● CHALLENGE
Find how many lines contain the word "stato" and state that number alone.

Data entries:
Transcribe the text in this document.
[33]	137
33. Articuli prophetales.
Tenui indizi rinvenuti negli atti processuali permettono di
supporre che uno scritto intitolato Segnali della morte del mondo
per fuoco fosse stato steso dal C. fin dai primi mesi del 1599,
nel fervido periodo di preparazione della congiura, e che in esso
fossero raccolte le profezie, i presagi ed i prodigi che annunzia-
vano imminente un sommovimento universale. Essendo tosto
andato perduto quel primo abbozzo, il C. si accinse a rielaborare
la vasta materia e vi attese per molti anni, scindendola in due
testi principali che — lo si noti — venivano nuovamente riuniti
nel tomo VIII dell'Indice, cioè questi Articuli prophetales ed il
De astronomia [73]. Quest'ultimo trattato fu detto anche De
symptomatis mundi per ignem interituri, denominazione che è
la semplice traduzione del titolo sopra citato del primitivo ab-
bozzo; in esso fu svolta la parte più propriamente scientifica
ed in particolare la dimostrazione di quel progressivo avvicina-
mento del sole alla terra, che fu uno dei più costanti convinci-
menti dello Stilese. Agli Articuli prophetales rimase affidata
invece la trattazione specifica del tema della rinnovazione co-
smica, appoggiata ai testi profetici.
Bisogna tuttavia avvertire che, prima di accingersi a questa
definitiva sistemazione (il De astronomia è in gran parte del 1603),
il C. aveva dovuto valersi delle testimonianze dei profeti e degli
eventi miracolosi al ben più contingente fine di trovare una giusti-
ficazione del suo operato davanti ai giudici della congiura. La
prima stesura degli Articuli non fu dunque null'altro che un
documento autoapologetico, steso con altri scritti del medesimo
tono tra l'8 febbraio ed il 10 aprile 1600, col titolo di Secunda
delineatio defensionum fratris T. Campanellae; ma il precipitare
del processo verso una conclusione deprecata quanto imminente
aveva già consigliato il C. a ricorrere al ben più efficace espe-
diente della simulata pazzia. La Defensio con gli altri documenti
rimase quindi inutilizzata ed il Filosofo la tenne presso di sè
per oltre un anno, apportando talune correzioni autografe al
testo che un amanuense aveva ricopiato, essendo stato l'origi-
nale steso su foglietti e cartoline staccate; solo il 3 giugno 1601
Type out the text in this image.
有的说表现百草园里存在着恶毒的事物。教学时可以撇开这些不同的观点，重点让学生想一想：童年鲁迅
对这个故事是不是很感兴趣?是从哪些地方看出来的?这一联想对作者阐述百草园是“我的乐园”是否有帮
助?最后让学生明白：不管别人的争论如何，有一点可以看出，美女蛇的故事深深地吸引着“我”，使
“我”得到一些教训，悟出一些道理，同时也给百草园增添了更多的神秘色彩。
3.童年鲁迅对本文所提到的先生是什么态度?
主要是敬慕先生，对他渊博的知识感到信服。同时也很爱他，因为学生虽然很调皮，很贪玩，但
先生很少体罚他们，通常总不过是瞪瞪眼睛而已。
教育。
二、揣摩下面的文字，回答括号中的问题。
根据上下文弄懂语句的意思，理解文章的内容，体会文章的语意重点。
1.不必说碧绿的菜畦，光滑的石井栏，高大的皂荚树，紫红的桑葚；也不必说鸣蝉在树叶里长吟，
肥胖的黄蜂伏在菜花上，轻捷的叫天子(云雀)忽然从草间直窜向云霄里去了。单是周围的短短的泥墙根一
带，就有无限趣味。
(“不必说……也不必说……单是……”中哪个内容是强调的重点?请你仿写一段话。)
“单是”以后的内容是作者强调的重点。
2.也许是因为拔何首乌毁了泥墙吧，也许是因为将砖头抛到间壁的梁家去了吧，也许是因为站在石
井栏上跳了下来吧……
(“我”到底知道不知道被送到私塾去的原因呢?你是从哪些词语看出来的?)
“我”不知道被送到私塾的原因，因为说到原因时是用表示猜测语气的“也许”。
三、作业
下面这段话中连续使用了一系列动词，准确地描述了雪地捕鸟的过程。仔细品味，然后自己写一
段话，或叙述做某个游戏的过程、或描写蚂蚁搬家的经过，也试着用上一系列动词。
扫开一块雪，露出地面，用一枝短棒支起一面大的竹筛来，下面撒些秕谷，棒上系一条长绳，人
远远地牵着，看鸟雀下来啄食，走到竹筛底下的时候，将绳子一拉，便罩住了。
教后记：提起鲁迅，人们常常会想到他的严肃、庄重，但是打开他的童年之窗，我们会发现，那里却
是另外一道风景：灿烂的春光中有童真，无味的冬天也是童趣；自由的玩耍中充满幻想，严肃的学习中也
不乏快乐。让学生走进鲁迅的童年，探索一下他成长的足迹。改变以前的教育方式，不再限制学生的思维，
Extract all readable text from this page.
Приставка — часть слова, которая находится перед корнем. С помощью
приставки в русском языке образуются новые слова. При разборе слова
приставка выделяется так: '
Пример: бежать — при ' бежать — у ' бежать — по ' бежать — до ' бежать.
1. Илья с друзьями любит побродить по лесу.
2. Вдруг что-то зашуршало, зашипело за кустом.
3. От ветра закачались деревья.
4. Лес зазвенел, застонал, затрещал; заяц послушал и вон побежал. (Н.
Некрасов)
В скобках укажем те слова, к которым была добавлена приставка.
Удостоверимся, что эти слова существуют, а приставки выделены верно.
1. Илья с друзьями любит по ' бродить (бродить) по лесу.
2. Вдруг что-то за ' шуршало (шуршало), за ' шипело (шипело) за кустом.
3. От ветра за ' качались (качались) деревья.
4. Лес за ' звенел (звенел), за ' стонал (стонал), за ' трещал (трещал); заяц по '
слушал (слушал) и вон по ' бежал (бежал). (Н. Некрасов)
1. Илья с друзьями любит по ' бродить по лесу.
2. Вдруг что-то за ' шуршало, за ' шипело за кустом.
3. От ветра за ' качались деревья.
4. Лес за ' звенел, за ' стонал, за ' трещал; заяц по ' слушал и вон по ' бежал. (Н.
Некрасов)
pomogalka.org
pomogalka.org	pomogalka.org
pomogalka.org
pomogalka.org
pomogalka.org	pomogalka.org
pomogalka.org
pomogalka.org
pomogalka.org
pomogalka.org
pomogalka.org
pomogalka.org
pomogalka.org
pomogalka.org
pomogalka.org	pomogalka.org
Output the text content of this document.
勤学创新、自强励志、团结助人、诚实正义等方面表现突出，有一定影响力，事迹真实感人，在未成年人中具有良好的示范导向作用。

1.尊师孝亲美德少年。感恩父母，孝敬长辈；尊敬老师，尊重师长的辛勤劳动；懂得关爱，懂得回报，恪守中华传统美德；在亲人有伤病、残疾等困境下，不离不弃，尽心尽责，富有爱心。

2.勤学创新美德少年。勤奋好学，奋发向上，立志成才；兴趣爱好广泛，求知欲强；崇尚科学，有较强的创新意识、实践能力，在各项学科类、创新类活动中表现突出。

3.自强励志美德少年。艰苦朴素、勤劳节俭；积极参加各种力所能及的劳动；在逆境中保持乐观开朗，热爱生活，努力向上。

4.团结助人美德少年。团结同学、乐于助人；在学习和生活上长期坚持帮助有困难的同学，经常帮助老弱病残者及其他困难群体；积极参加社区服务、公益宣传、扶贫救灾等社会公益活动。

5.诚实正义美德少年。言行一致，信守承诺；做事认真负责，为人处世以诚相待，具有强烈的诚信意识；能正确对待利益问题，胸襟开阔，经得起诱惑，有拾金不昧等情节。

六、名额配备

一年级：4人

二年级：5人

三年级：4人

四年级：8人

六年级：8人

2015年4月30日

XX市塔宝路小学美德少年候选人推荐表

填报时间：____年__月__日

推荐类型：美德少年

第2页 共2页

● TASK ANSWER
2